*WHAT TO DO:*
[1] In the post on building search with Rails and Postgres, what provides the search engine?
[2] The post on building search with Rails and Postgres uses a gem to integrate search into Rails. Using only the post, explain why it still looks at the search functions at the database level.

*PAGE:*
^^^^

Roll Your Own Search with Rails and Postgres: Search Engine
This is the third in a multi-part series of posts detailing how I built the search feature for this blog. This post will provide an overview of the search engine, provided by PostgreSQL Full Text Search, and introduce some concepts that will be needed in understanding how to integrate this with Rails.
In case you missed it, Part 1: Search Introduction of this series covers the existing options for adding search to a Gatsby site, and why I decided not to use any of them, and instead build a custom search service. Part 2: Search Index covers the design and population of the documents
table that contains all the content to be searched.
PostgreSQL Full Text Search
A full discussion of how PostgreSQL full text search works is beyond the scope of this article, and I'm actually going to be using a gem that makes integrating it into Rails fairly easy. However, in order to make sense of what the gem is doing, it's worth taking a look "under the hood" into the search functions at the database level.

^^^^

*DATA SECTION:*

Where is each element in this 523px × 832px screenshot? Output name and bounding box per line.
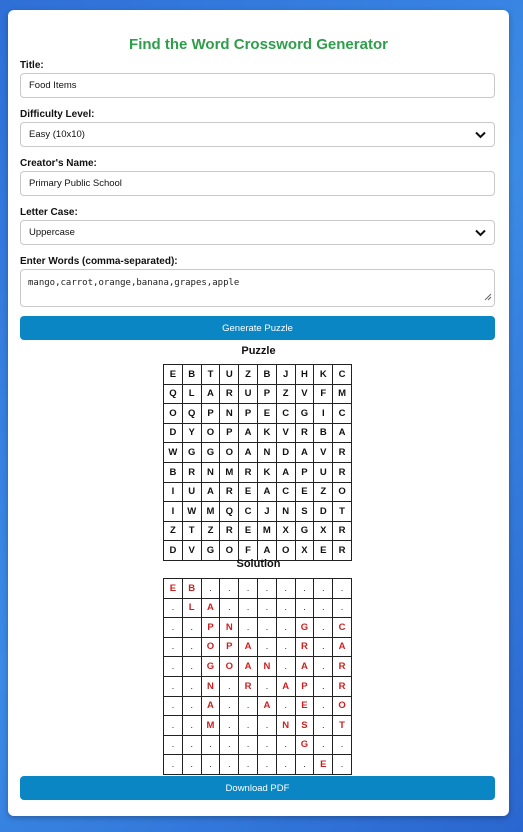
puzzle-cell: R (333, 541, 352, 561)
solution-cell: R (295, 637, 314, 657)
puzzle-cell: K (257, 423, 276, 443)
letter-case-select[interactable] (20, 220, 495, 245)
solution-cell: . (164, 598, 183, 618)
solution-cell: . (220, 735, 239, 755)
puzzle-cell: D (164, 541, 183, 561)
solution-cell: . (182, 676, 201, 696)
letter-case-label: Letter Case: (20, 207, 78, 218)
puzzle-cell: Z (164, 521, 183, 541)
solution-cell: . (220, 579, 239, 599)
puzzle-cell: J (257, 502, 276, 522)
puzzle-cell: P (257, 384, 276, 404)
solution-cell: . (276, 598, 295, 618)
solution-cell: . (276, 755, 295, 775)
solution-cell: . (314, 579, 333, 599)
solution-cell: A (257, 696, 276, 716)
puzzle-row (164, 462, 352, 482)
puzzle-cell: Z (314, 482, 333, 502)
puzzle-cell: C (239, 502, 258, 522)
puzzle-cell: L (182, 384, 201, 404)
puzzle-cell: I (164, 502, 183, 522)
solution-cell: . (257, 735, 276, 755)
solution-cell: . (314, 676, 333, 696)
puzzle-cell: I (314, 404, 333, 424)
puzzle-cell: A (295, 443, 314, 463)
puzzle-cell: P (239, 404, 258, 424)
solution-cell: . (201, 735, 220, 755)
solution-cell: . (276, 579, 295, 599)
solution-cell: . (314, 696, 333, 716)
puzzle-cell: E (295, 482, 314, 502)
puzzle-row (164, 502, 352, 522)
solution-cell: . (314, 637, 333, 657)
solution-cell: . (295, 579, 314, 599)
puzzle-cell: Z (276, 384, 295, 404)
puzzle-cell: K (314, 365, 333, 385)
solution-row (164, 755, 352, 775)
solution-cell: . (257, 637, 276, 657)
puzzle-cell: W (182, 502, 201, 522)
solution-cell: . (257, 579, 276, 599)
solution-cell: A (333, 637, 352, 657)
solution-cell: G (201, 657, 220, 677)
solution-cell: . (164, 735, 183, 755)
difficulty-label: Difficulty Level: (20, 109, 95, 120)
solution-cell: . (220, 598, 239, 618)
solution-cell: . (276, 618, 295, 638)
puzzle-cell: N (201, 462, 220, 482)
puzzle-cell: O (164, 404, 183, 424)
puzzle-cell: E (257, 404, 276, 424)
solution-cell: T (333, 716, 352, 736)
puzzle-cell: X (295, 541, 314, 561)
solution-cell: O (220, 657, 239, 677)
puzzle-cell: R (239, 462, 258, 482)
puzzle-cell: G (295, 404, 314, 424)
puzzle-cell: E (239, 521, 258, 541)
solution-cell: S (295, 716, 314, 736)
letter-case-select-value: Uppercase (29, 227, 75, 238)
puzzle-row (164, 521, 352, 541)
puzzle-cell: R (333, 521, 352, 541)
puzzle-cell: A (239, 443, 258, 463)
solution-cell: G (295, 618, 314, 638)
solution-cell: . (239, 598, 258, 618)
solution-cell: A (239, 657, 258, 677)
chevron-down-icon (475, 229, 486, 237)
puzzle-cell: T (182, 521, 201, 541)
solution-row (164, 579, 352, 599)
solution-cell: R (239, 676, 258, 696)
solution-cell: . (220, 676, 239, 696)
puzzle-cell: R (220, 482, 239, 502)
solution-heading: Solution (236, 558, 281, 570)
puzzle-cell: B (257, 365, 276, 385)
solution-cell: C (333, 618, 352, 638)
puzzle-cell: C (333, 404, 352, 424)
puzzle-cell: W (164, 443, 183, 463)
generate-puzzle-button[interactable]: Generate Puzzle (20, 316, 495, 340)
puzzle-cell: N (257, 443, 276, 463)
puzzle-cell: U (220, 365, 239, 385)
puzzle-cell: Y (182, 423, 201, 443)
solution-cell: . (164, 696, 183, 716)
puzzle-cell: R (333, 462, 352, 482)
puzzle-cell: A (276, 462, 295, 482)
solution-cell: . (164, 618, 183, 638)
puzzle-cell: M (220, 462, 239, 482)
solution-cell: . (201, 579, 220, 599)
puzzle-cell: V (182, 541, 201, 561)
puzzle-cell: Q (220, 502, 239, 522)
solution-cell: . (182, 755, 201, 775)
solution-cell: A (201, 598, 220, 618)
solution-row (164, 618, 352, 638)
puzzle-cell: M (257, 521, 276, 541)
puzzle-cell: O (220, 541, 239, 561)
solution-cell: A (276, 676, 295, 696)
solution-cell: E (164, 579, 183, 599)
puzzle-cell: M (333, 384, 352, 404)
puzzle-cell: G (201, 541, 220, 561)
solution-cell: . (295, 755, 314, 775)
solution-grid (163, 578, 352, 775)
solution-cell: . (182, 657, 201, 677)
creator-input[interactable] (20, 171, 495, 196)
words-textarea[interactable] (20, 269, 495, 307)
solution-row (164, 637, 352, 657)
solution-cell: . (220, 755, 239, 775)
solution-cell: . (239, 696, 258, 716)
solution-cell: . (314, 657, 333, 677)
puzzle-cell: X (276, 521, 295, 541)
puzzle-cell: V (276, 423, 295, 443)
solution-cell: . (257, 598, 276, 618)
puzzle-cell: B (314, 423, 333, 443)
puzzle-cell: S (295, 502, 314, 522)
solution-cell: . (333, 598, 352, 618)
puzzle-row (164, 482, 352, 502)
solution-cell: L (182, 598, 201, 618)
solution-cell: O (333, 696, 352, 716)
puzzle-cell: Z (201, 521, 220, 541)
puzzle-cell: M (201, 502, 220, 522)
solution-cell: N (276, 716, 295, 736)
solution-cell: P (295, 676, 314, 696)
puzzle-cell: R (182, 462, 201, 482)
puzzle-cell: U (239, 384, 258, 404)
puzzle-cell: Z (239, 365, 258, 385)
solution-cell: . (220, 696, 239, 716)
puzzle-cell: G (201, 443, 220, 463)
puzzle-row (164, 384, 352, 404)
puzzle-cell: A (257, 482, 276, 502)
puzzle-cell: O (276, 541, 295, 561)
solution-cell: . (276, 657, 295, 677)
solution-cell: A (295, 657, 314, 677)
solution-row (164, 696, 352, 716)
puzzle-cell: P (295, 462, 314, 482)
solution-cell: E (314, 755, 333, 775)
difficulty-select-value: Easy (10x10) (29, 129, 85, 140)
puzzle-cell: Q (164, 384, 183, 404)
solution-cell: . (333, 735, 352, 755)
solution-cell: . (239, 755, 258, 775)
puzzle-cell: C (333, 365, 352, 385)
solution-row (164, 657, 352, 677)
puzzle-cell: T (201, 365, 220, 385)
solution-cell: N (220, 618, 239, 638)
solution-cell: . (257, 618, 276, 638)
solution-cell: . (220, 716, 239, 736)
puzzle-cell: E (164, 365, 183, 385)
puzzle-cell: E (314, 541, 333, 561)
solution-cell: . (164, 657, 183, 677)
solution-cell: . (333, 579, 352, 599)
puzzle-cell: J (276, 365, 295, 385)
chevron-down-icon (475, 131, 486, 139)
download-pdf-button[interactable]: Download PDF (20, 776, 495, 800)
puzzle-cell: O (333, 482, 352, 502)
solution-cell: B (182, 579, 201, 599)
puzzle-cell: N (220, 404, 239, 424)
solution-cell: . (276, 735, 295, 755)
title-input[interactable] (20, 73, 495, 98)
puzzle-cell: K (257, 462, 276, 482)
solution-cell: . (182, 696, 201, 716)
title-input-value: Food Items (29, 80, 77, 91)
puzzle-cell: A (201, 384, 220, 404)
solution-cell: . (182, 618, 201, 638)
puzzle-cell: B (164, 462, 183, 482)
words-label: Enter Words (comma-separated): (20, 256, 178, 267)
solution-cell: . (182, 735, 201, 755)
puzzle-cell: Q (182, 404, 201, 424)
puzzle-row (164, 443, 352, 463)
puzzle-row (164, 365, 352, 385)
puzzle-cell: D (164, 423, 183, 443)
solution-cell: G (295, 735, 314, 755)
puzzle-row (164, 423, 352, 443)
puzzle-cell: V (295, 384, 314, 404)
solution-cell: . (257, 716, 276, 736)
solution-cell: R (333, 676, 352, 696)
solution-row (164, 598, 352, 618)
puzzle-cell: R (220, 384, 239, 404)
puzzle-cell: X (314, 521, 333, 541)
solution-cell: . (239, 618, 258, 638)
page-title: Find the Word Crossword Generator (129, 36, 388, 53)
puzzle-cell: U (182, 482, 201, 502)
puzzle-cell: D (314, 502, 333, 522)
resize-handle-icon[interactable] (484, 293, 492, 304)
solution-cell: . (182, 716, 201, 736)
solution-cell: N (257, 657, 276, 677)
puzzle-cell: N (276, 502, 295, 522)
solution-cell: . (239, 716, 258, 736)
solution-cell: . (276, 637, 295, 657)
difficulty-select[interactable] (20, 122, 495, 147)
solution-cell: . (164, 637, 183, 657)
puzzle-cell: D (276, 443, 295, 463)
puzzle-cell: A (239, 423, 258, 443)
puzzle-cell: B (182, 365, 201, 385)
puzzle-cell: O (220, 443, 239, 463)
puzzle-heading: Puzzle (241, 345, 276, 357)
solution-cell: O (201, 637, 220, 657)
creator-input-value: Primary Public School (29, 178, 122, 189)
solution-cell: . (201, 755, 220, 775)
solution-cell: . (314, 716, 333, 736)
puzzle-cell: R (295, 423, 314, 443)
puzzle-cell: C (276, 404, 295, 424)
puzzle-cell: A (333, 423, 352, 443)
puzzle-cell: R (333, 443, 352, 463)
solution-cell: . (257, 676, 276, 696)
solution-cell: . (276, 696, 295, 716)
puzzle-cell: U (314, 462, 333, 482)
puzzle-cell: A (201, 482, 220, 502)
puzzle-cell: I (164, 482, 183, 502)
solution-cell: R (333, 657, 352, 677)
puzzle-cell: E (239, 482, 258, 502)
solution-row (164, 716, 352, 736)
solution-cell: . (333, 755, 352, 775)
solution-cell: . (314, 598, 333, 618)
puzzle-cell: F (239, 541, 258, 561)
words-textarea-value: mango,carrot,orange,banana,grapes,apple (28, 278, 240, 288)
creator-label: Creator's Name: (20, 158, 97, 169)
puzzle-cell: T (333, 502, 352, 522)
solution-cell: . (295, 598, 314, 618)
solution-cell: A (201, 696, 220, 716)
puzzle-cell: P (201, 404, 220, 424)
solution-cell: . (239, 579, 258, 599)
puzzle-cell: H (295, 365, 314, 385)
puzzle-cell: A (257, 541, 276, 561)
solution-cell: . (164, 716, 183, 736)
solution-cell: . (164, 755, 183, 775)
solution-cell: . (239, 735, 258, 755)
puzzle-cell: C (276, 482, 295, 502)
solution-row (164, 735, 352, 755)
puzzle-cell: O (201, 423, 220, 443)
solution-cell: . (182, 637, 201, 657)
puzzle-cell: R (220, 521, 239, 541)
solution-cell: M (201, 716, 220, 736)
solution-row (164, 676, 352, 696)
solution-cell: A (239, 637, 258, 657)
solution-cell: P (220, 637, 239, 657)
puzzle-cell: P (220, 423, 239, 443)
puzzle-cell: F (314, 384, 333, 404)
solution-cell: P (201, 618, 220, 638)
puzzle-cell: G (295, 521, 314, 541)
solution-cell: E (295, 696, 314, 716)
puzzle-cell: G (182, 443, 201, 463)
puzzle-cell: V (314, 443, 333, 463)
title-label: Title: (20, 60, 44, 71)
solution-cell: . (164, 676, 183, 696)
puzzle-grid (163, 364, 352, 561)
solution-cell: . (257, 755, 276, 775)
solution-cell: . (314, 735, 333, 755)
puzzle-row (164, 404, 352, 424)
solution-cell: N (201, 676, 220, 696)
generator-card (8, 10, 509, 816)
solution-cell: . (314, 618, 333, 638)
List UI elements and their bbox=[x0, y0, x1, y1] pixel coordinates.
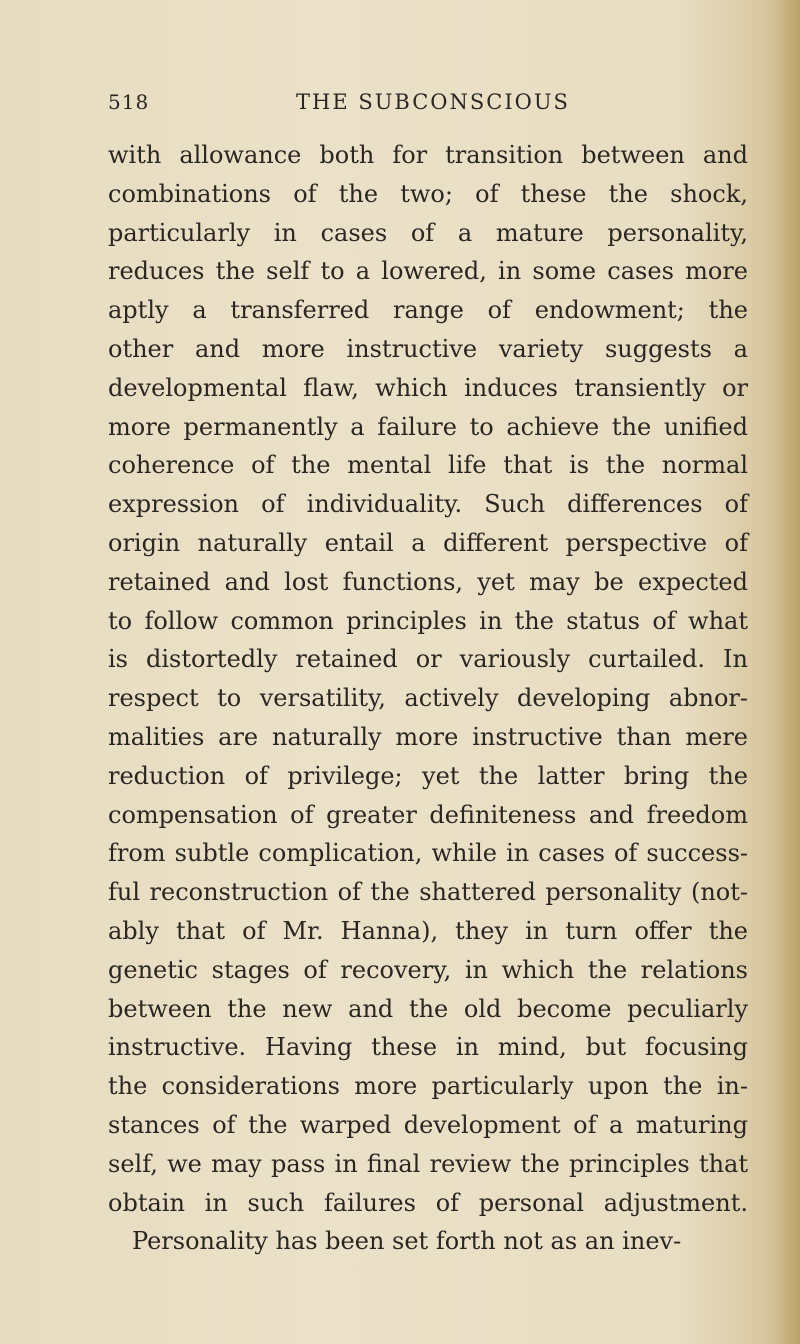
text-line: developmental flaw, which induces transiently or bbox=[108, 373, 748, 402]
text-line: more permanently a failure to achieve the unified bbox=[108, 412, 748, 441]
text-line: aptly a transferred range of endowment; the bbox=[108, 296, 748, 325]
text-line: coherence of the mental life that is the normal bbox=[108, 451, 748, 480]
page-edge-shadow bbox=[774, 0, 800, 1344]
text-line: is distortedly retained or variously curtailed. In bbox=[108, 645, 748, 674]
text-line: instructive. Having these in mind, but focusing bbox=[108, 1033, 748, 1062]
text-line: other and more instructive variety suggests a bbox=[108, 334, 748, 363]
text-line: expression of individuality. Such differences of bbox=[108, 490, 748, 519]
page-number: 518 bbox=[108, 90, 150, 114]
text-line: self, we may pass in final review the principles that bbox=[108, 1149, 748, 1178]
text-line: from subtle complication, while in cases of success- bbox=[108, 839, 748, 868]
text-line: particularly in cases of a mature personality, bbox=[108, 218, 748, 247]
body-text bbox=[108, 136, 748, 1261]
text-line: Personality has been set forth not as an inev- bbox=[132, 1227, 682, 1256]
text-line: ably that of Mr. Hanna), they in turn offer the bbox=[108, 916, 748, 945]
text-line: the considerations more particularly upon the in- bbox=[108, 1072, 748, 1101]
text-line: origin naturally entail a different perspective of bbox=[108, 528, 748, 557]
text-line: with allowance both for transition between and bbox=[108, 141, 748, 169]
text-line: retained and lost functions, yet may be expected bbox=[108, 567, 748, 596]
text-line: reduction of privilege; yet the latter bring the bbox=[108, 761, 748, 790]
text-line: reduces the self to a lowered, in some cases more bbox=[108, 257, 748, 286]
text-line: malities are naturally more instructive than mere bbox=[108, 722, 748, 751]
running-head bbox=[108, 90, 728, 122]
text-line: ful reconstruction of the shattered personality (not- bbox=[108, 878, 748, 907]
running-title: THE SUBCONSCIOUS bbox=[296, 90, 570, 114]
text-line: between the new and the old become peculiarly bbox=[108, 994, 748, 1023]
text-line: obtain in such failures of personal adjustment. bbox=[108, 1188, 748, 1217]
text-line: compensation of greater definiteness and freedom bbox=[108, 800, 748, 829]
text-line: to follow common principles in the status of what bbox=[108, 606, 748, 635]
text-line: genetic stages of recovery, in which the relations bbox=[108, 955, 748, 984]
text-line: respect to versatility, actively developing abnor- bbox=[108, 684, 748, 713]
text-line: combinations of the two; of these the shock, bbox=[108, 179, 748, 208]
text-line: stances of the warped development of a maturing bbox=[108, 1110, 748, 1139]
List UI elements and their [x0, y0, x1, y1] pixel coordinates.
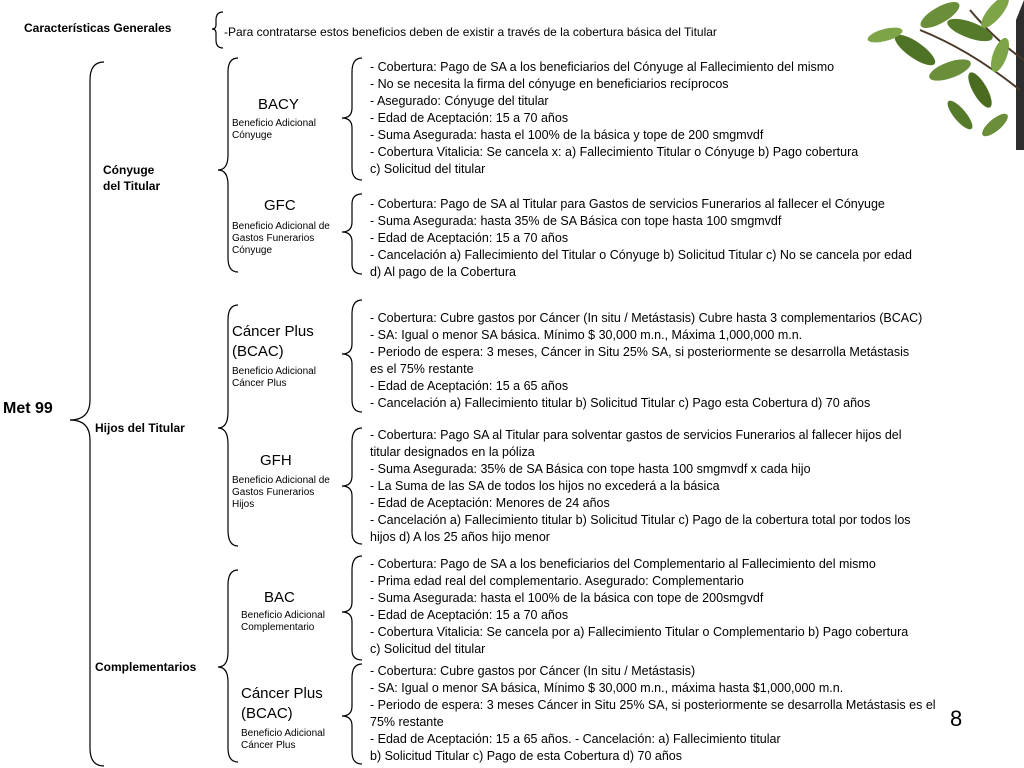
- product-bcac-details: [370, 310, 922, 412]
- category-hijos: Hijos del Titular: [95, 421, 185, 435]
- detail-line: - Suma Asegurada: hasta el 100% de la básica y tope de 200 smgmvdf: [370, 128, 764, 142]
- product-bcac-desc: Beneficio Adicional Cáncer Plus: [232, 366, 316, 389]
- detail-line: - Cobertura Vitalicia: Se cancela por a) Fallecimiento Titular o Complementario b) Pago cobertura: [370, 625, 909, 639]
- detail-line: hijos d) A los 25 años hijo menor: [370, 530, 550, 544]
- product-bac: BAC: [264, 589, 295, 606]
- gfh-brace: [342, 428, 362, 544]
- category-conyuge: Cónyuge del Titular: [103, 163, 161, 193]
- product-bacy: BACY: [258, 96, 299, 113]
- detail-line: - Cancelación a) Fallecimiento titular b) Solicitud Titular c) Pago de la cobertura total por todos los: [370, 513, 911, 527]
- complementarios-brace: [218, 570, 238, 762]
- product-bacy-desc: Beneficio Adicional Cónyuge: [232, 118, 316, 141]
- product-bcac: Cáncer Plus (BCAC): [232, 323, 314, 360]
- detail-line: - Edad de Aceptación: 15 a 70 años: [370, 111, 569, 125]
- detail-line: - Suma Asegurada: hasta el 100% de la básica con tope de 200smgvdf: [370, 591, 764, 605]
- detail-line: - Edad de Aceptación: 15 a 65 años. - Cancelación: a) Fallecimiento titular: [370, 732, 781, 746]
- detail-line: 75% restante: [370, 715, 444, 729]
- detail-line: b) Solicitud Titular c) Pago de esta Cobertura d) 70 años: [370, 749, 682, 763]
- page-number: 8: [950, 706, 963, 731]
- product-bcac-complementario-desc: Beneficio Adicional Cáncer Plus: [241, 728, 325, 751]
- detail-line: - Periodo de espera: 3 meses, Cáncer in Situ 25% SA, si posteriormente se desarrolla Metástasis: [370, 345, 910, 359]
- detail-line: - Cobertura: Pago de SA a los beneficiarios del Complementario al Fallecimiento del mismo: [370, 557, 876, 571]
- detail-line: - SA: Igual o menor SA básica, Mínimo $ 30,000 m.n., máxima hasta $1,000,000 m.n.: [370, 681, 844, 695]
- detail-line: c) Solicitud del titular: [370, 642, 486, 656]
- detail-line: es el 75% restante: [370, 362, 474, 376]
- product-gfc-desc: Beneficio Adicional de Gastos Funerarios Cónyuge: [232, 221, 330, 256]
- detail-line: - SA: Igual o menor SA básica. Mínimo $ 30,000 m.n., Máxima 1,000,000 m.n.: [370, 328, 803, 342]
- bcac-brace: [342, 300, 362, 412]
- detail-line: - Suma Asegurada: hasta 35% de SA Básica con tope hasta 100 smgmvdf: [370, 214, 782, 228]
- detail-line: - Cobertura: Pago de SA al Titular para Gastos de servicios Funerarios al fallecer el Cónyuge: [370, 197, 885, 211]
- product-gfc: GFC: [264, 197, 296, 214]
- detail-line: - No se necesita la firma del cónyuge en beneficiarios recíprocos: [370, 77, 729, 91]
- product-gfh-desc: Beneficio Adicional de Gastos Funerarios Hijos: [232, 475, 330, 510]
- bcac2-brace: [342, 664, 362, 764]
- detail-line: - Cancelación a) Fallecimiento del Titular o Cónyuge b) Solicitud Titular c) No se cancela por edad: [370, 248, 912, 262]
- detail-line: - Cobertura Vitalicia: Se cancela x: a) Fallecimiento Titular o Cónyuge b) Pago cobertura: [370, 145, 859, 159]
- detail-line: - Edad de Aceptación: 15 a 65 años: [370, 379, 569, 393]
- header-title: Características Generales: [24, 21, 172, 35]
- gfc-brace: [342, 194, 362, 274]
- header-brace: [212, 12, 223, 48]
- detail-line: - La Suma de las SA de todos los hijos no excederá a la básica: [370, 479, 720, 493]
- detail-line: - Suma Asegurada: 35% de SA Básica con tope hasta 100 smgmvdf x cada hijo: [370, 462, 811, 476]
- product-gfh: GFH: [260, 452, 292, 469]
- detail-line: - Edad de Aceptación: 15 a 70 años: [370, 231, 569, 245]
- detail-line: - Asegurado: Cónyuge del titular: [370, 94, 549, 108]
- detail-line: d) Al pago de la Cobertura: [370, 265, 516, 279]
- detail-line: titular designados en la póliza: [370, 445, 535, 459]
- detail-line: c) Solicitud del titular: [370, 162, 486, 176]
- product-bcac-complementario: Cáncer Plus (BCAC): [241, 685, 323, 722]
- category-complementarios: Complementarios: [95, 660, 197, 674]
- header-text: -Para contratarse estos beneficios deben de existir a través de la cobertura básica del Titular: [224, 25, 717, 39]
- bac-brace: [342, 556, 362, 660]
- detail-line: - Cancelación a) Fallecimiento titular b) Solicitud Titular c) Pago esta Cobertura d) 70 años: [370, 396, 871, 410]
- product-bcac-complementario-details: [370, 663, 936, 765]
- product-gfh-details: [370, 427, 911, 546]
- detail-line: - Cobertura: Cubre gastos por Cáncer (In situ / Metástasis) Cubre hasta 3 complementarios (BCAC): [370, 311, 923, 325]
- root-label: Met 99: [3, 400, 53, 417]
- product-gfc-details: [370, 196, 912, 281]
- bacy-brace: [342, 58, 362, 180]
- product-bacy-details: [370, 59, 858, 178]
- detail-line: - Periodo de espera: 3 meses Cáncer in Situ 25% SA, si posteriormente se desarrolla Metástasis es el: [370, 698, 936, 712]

^^^^

*ANSWER LIST:*
[1] PostgreSQL Full Text Search.

[2] The gem makes integrating PostgreSQL full text search into Rails fairly easy. Looking "under the hood" at the database-level search functions is still worthwhile because it helps make sense of what the gem is doing.